→ **What to do**:
Write out every record below exactly as it appears.
★ ★ ★
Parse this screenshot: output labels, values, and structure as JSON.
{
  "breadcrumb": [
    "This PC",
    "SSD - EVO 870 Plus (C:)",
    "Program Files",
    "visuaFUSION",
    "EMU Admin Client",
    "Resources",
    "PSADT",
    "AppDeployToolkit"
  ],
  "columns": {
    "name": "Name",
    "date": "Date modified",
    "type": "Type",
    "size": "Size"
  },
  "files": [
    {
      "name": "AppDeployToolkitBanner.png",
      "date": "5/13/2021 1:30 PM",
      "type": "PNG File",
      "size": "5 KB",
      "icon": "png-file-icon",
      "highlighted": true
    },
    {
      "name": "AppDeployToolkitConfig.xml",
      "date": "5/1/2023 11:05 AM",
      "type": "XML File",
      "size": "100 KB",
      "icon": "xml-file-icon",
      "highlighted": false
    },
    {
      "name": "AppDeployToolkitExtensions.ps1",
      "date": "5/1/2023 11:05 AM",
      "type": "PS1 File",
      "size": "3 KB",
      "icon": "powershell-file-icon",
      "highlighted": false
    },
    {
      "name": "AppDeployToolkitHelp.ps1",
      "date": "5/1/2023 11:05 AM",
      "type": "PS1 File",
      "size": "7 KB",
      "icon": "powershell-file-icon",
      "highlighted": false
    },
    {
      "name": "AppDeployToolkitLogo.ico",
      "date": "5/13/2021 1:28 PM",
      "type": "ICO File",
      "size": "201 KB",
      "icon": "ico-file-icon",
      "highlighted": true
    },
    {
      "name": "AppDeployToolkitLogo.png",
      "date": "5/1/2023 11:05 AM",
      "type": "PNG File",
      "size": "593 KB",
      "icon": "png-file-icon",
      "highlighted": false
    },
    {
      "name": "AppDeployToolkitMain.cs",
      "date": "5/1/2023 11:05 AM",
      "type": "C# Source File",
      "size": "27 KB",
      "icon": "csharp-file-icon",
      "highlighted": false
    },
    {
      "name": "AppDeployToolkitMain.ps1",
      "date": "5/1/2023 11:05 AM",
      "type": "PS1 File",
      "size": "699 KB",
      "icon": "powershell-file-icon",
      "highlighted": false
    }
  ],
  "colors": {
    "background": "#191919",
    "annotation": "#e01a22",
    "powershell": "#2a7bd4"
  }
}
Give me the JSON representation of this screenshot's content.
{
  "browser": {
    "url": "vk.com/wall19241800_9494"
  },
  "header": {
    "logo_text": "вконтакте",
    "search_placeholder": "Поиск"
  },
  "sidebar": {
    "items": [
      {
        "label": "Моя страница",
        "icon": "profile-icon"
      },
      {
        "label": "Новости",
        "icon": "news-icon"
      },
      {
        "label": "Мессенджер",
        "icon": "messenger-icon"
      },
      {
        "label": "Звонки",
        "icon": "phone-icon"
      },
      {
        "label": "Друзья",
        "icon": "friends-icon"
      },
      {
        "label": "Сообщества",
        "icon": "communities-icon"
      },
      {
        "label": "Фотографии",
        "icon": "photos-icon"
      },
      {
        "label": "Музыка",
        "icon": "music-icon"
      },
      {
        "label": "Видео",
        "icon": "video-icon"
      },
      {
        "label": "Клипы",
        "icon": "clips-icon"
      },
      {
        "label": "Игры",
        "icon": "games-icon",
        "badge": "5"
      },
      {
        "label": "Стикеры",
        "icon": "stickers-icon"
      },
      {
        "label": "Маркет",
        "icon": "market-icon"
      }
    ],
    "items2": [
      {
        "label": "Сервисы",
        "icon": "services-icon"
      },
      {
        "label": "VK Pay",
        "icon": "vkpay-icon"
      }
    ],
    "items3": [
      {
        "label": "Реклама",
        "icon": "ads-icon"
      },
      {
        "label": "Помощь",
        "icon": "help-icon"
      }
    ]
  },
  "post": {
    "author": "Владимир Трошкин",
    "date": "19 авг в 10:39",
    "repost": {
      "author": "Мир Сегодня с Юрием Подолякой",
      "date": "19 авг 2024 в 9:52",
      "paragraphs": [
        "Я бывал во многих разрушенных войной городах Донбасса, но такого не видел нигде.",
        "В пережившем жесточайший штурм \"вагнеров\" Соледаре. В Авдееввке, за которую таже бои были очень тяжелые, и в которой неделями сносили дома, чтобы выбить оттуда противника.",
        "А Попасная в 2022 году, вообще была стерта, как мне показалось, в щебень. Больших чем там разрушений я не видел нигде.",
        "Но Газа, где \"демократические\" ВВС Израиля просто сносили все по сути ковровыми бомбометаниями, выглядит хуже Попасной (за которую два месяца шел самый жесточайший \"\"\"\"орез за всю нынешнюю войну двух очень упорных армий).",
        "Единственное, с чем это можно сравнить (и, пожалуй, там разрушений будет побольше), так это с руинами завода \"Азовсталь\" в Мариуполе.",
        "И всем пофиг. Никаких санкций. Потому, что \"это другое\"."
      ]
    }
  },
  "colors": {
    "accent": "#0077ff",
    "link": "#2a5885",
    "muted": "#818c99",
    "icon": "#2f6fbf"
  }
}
★ ★ ★
→ **Result of this task**:
Parse this screenshot: output labels, values, and structure as JSON.
{
  "breadcrumb": [
    "This PC",
    "SSD - EVO 870 Plus (C:)",
    "Program Files",
    "visuaFUSION",
    "EMU Admin Client",
    "Resources",
    "PSADT",
    "AppDeployToolkit"
  ],
  "columns": {
    "name": "Name",
    "date": "Date modified",
    "type": "Type",
    "size": "Size"
  },
  "files": [
    {
      "name": "AppDeployToolkitBanner.png",
      "date": "5/13/2021 1:30 PM",
      "type": "PNG File",
      "size": "5 KB",
      "icon": "png-file-icon",
      "highlighted": true
    },
    {
      "name": "AppDeployToolkitConfig.xml",
      "date": "5/1/2023 11:05 AM",
      "type": "XML File",
      "size": "100 KB",
      "icon": "xml-file-icon",
      "highlighted": false
    },
    {
      "name": "AppDeployToolkitExtensions.ps1",
      "date": "5/1/2023 11:05 AM",
      "type": "PS1 File",
      "size": "3 KB",
      "icon": "powershell-file-icon",
      "highlighted": false
    },
    {
      "name": "AppDeployToolkitHelp.ps1",
      "date": "5/1/2023 11:05 AM",
      "type": "PS1 File",
      "size": "7 KB",
      "icon": "powershell-file-icon",
      "highlighted": false
    },
    {
      "name": "AppDeployToolkitLogo.ico",
      "date": "5/13/2021 1:28 PM",
      "type": "ICO File",
      "size": "201 KB",
      "icon": "ico-file-icon",
      "highlighted": true
    },
    {
      "name": "AppDeployToolkitLogo.png",
      "date": "5/1/2023 11:05 AM",
      "type": "PNG File",
      "size": "593 KB",
      "icon": "png-file-icon",
      "highlighted": false
    },
    {
      "name": "AppDeployToolkitMain.cs",
      "date": "5/1/2023 11:05 AM",
      "type": "C# Source File",
      "size": "27 KB",
      "icon": "csharp-file-icon",
      "highlighted": false
    },
    {
      "name": "AppDeployToolkitMain.ps1",
      "date": "5/1/2023 11:05 AM",
      "type": "PS1 File",
      "size": "699 KB",
      "icon": "powershell-file-icon",
      "highlighted": false
    }
  ],
  "colors": {
    "background": "#191919",
    "annotation": "#e01a22",
    "powershell": "#2a7bd4"
  }
}
Give me the JSON representation of this screenshot's content.
{
  "browser": {
    "url": "vk.com/wall19241800_9494"
  },
  "header": {
    "logo_text": "вконтакте",
    "search_placeholder": "Поиск"
  },
  "sidebar": {
    "items": [
      {
        "label": "Моя страница",
        "icon": "profile-icon"
      },
      {
        "label": "Новости",
        "icon": "news-icon"
      },
      {
        "label": "Мессенджер",
        "icon": "messenger-icon"
      },
      {
        "label": "Звонки",
        "icon": "phone-icon"
      },
      {
        "label": "Друзья",
        "icon": "friends-icon"
      },
      {
        "label": "Сообщества",
        "icon": "communities-icon"
      },
      {
        "label": "Фотографии",
        "icon": "photos-icon"
      },
      {
        "label": "Музыка",
        "icon": "music-icon"
      },
      {
        "label": "Видео",
        "icon": "video-icon"
      },
      {
        "label": "Клипы",
        "icon": "clips-icon"
      },
      {
        "label": "Игры",
        "icon": "games-icon",
        "badge": "5"
      },
      {
        "label": "Стикеры",
        "icon": "stickers-icon"
      },
      {
        "label": "Маркет",
        "icon": "market-icon"
      }
    ],
    "items2": [
      {
        "label": "Сервисы",
        "icon": "services-icon"
      },
      {
        "label": "VK Pay",
        "icon": "vkpay-icon"
      }
    ],
    "items3": [
      {
        "label": "Реклама",
        "icon": "ads-icon"
      },
      {
        "label": "Помощь",
        "icon": "help-icon"
      }
    ]
  },
  "post": {
    "author": "Владимир Трошкин",
    "date": "19 авг в 10:39",
    "repost": {
      "author": "Мир Сегодня с Юрием Подолякой",
      "date": "19 авг 2024 в 9:52",
      "paragraphs": [
        "Я бывал во многих разрушенных войной городах Донбасса, но такого не видел нигде.",
        "В пережившем жесточайший штурм \"вагнеров\" Соледаре. В Авдееввке, за которую таже бои были очень тяжелые, и в которой неделями сносили дома, чтобы выбить оттуда противника.",
        "А Попасная в 2022 году, вообще была стерта, как мне показалось, в щебень. Больших чем там разрушений я не видел нигде.",
        "Но Газа, где \"демократические\" ВВС Израиля просто сносили все по сути ковровыми бомбометаниями, выглядит хуже Попасной (за которую два месяца шел самый жесточайший \"\"\"\"орез за всю нынешнюю войну двух очень упорных армий).",
        "Единственное, с чем это можно сравнить (и, пожалуй, там разрушений будет побольше), так это с руинами завода \"Азовсталь\" в Мариуполе.",
        "И всем пофиг. Никаких санкций. Потому, что \"это другое\"."
      ]
    }
  },
  "colors": {
    "accent": "#0077ff",
    "link": "#2a5885",
    "muted": "#818c99",
    "icon": "#2f6fbf"
  }
}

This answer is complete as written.